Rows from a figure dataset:
====
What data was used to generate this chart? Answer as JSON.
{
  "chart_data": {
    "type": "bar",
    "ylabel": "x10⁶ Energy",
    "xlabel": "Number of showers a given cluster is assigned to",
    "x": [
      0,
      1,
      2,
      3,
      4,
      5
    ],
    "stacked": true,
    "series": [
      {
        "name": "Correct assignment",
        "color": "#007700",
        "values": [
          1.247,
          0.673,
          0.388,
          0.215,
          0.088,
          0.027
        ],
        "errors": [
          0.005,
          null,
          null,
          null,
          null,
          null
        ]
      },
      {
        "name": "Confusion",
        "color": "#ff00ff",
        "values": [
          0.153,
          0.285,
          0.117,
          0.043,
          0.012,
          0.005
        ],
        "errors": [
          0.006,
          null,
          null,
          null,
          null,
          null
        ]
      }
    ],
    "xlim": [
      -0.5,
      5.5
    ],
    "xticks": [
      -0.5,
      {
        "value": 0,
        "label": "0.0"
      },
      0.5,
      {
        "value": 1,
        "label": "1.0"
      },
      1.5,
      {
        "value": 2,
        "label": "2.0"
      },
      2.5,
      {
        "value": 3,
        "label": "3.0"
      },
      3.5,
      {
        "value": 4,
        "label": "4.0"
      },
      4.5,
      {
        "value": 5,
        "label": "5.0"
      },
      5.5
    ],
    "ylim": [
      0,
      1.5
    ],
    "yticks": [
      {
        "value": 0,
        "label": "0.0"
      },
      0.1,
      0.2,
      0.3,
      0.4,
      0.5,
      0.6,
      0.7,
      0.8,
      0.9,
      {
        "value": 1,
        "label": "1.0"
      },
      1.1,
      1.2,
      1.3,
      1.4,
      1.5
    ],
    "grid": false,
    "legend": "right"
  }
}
====
**Directions for this task**
Write every record out again, unaltered.

**Worked answer**
What data was used to generate this chart? Answer as JSON.
{
  "chart_data": {
    "type": "bar",
    "ylabel": "x10⁶ Energy",
    "xlabel": "Number of showers a given cluster is assigned to",
    "x": [
      0,
      1,
      2,
      3,
      4,
      5
    ],
    "stacked": true,
    "series": [
      {
        "name": "Correct assignment",
        "color": "#007700",
        "values": [
          1.247,
          0.673,
          0.388,
          0.215,
          0.088,
          0.027
        ],
        "errors": [
          0.005,
          null,
          null,
          null,
          null,
          null
        ]
      },
      {
        "name": "Confusion",
        "color": "#ff00ff",
        "values": [
          0.153,
          0.285,
          0.117,
          0.043,
          0.012,
          0.005
        ],
        "errors": [
          0.006,
          null,
          null,
          null,
          null,
          null
        ]
      }
    ],
    "xlim": [
      -0.5,
      5.5
    ],
    "xticks": [
      -0.5,
      {
        "value": 0,
        "label": "0.0"
      },
      0.5,
      {
        "value": 1,
        "label": "1.0"
      },
      1.5,
      {
        "value": 2,
        "label": "2.0"
      },
      2.5,
      {
        "value": 3,
        "label": "3.0"
      },
      3.5,
      {
        "value": 4,
        "label": "4.0"
      },
      4.5,
      {
        "value": 5,
        "label": "5.0"
      },
      5.5
    ],
    "ylim": [
      0,
      1.5
    ],
    "yticks": [
      {
        "value": 0,
        "label": "0.0"
      },
      0.1,
      0.2,
      0.3,
      0.4,
      0.5,
      0.6,
      0.7,
      0.8,
      0.9,
      {
        "value": 1,
        "label": "1.0"
      },
      1.1,
      1.2,
      1.3,
      1.4,
      1.5
    ],
    "grid": false,
    "legend": "right"
  }
}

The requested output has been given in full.